#### Written instruction:
Reproduce the material in full, exactly as written.

#### Records shown:
%%
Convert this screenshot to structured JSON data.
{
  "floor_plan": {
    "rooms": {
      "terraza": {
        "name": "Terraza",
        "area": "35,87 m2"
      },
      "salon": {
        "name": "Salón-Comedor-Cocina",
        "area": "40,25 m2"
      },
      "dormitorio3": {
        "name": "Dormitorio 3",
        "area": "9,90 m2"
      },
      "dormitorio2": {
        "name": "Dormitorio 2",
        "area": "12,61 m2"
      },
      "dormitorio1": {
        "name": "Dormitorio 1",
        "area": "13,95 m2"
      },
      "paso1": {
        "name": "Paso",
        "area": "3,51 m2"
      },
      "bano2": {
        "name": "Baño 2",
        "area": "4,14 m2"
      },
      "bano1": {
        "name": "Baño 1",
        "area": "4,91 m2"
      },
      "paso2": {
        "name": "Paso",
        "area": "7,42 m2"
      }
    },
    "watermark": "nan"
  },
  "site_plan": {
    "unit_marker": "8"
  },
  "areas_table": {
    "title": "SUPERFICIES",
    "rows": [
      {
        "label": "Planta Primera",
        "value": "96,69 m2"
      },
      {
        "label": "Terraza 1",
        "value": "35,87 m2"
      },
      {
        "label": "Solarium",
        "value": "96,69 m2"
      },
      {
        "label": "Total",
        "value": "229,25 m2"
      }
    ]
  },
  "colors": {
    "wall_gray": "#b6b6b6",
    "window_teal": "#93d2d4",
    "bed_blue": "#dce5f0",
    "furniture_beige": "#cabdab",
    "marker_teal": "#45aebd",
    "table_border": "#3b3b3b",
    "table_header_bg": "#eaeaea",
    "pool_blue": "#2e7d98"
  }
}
%%
#### Complete response:
Convert this screenshot to structured JSON data.
{
  "floor_plan": {
    "rooms": {
      "terraza": {
        "name": "Terraza",
        "area": "35,87 m2"
      },
      "salon": {
        "name": "Salón-Comedor-Cocina",
        "area": "40,25 m2"
      },
      "dormitorio3": {
        "name": "Dormitorio 3",
        "area": "9,90 m2"
      },
      "dormitorio2": {
        "name": "Dormitorio 2",
        "area": "12,61 m2"
      },
      "dormitorio1": {
        "name": "Dormitorio 1",
        "area": "13,95 m2"
      },
      "paso1": {
        "name": "Paso",
        "area": "3,51 m2"
      },
      "bano2": {
        "name": "Baño 2",
        "area": "4,14 m2"
      },
      "bano1": {
        "name": "Baño 1",
        "area": "4,91 m2"
      },
      "paso2": {
        "name": "Paso",
        "area": "7,42 m2"
      }
    },
    "watermark": "nan"
  },
  "site_plan": {
    "unit_marker": "8"
  },
  "areas_table": {
    "title": "SUPERFICIES",
    "rows": [
      {
        "label": "Planta Primera",
        "value": "96,69 m2"
      },
      {
        "label": "Terraza 1",
        "value": "35,87 m2"
      },
      {
        "label": "Solarium",
        "value": "96,69 m2"
      },
      {
        "label": "Total",
        "value": "229,25 m2"
      }
    ]
  },
  "colors": {
    "wall_gray": "#b6b6b6",
    "window_teal": "#93d2d4",
    "bed_blue": "#dce5f0",
    "furniture_beige": "#cabdab",
    "marker_teal": "#45aebd",
    "table_border": "#3b3b3b",
    "table_header_bg": "#eaeaea",
    "pool_blue": "#2e7d98"
  }
}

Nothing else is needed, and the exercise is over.